# TASK INSTRUCTIONS
Write out each line in which the string "resources" is present.

.....

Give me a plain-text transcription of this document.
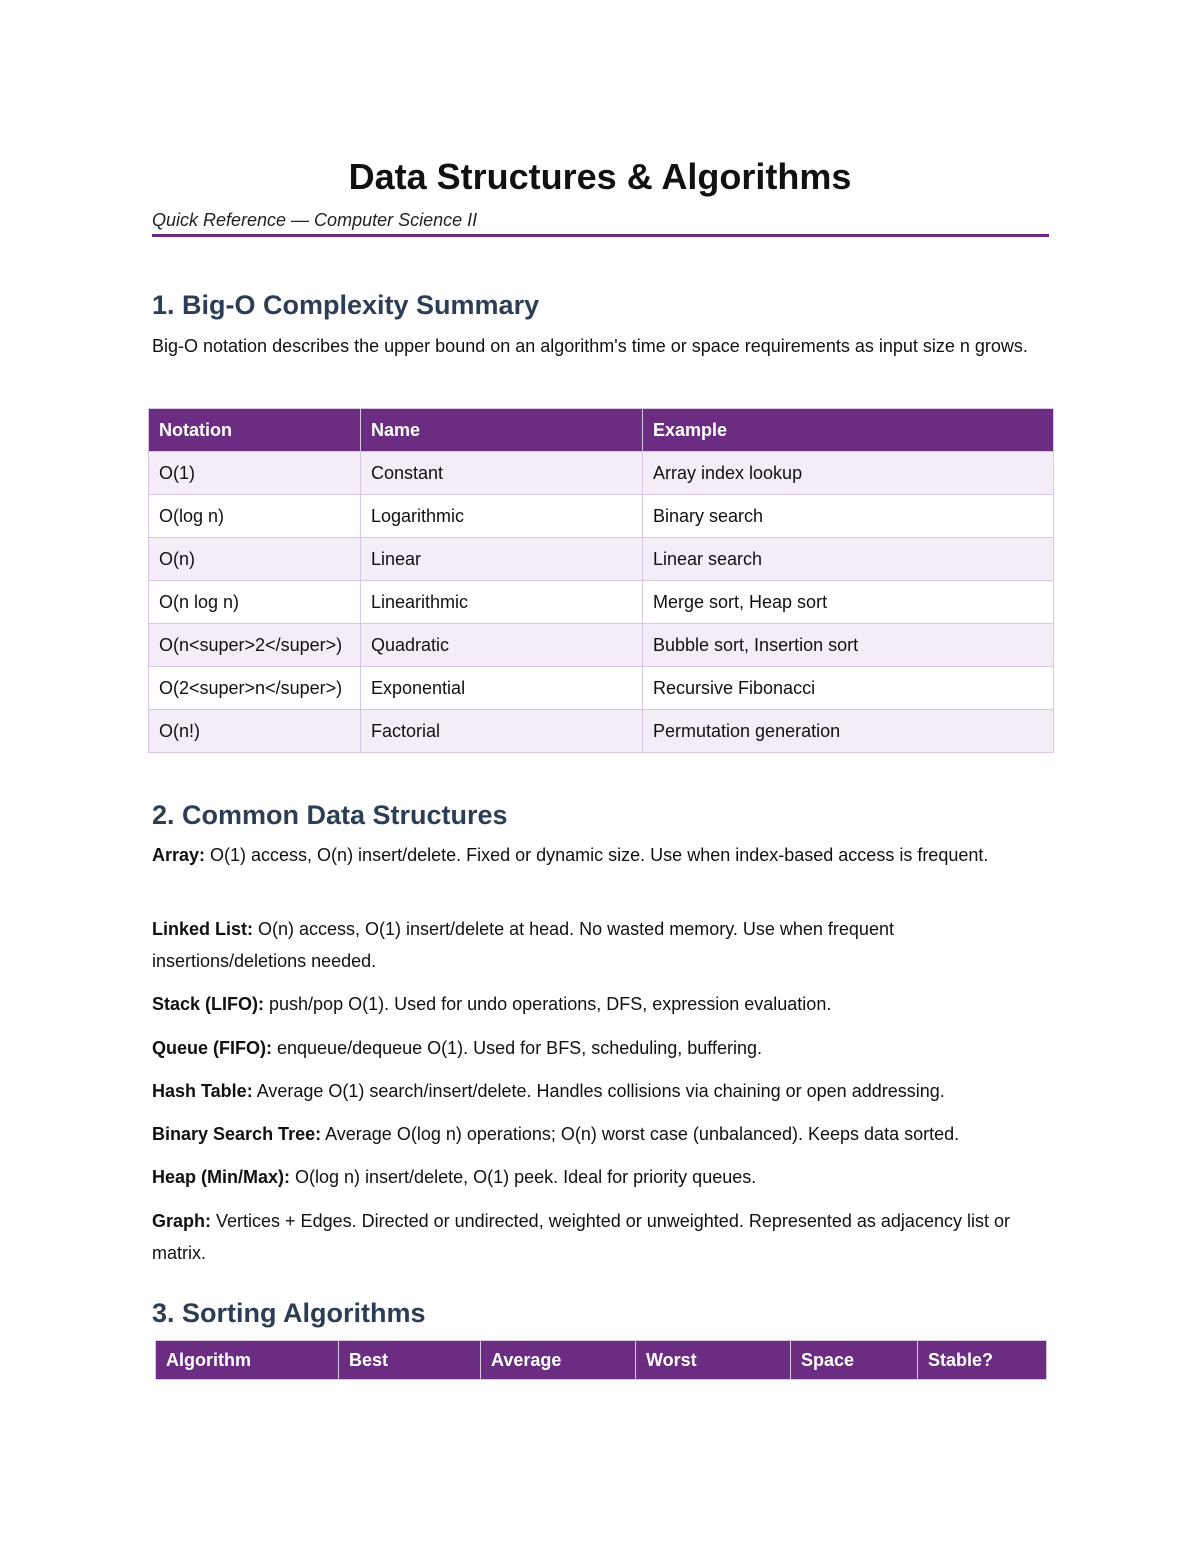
Data Structures & Algorithms
Quick Reference — Computer Science II
1. Big-O Complexity Summary

Big-O notation describes the upper bound on an algorithm's time or space requirements as input size n grows.

Notation	Name	Example
O(1)	Constant	Array index lookup
O(log n)	Logarithmic	Binary search
O(n)	Linear	Linear search
O(n log n)	Linearithmic	Merge sort, Heap sort
O(n<super>2</super>)	Quadratic	Bubble sort, Insertion sort
O(2<super>n</super>)	Exponential	Recursive Fibonacci
O(n!)	Factorial	Permutation generation
2. Common Data Structures

Array: O(1) access, O(n) insert/delete. Fixed or dynamic size. Use when index-based access is frequent.

Linked List: O(n) access, O(1) insert/delete at head. No wasted memory. Use when frequent insertions/deletions needed.

Stack (LIFO): push/pop O(1). Used for undo operations, DFS, expression evaluation.

Queue (FIFO): enqueue/dequeue O(1). Used for BFS, scheduling, buffering.

Hash Table: Average O(1) search/insert/delete. Handles collisions via chaining or open addressing.

Binary Search Tree: Average O(log n) operations; O(n) worst case (unbalanced). Keeps data sorted.

Heap (Min/Max): O(log n) insert/delete, O(1) peek. Ideal for priority queues.

Graph: Vertices + Edges. Directed or undirected, weighted or unweighted. Represented as adjacency list or matrix.

3. Sorting Algorithms
Algorithm	Best	Average	Worst	Space	Stable?
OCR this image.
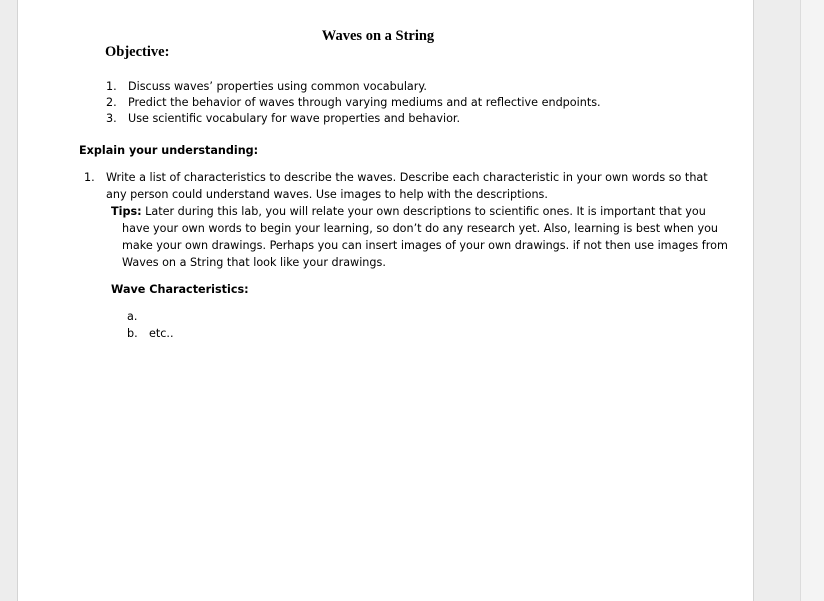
Waves on a String
Objective:
1. Discuss waves’ properties using common vocabulary.
2. Predict the behavior of waves through varying mediums and at reflective endpoints.
3. Use scientific vocabulary for wave properties and behavior.
Explain your understanding:
1. Write a list of characteristics to describe the waves. Describe each characteristic in your own words so that any person could understand waves. Use images to help with the descriptions.
Tips: Later during this lab, you will relate your own descriptions to scientific ones. It is important that you have your own words to begin your learning, so don’t do any research yet. Also, learning is best when you make your own drawings. Perhaps you can insert images of your own drawings. if not then use images from Waves on a String that look like your drawings.
Wave Characteristics:
a.
b. etc..
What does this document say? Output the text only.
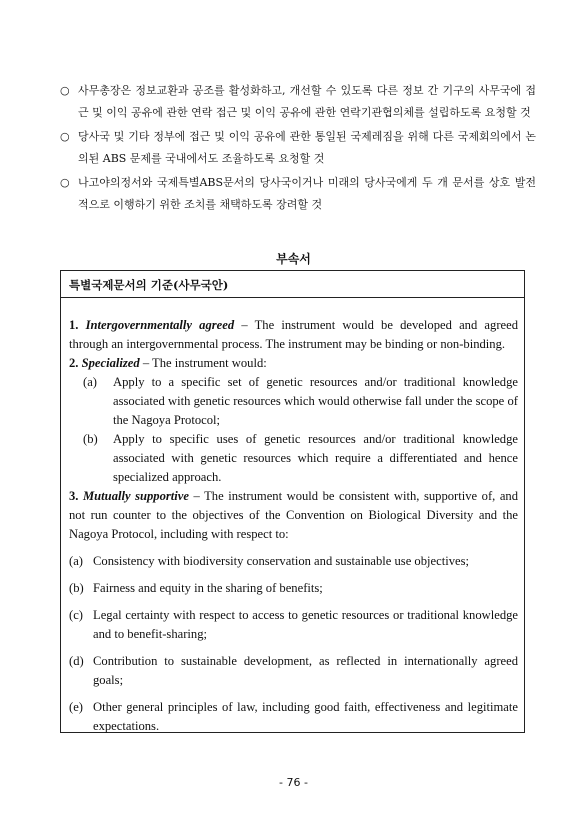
○ 사무총장은 정보교환과 공조를 활성화하고, 개선할 수 있도록 다른 정보 간 기구의 사무국에 접근 및 이익 공유에 관한 연락 접근 및 이익 공유에 관한 연락기관협의체를 설립하도록 요청할 것
○ 당사국 및 기타 정부에 접근 및 이익 공유에 관한 통일된 국제레짐을 위해 다른 국제회의에서 논의된 ABS 문제를 국내에서도 조율하도록 요청할 것
○ 나고야의정서와 국제특별ABS문서의 당사국이거나 미래의 당사국에게 두 개 문서를 상호 발전적으로 이행하기 위한 조치를 채택하도록 장려할 것
부속서
특별국제문서의 기준(사무국안)
1. Intergovernmentally agreed – The instrument would be developed and agreed through an intergovernmental process. The instrument may be binding or non-binding.
2. Specialized – The instrument would:
(a) Apply to a specific set of genetic resources and/or traditional knowledge associated with genetic resources which would otherwise fall under the scope of the Nagoya Protocol;
(b) Apply to specific uses of genetic resources and/or traditional knowledge associated with genetic resources which require a differentiated and hence specialized approach.
3. Mutually supportive – The instrument would be consistent with, supportive of, and not run counter to the objectives of the Convention on Biological Diversity and the Nagoya Protocol, including with respect to:
(a) Consistency with biodiversity conservation and sustainable use objectives;
(b) Fairness and equity in the sharing of benefits;
(c) Legal certainty with respect to access to genetic resources or traditional knowledge and to benefit-sharing;
(d) Contribution to sustainable development, as reflected in internationally agreed goals;
(e) Other general principles of law, including good faith, effectiveness and legitimate expectations.
- 76 -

.....

# RESULT FOR THIS EXERCISE
(a) Apply to a specific set of genetic resources and/or traditional knowledge associated with genetic resources which would otherwise fall under the scope of the Nagoya Protocol;
(b) Apply to specific uses of genetic resources and/or traditional knowledge associated with genetic resources which require a differentiated and hence specialized approach.
(c) Legal certainty with respect to access to genetic resources or traditional knowledge and to benefit-sharing;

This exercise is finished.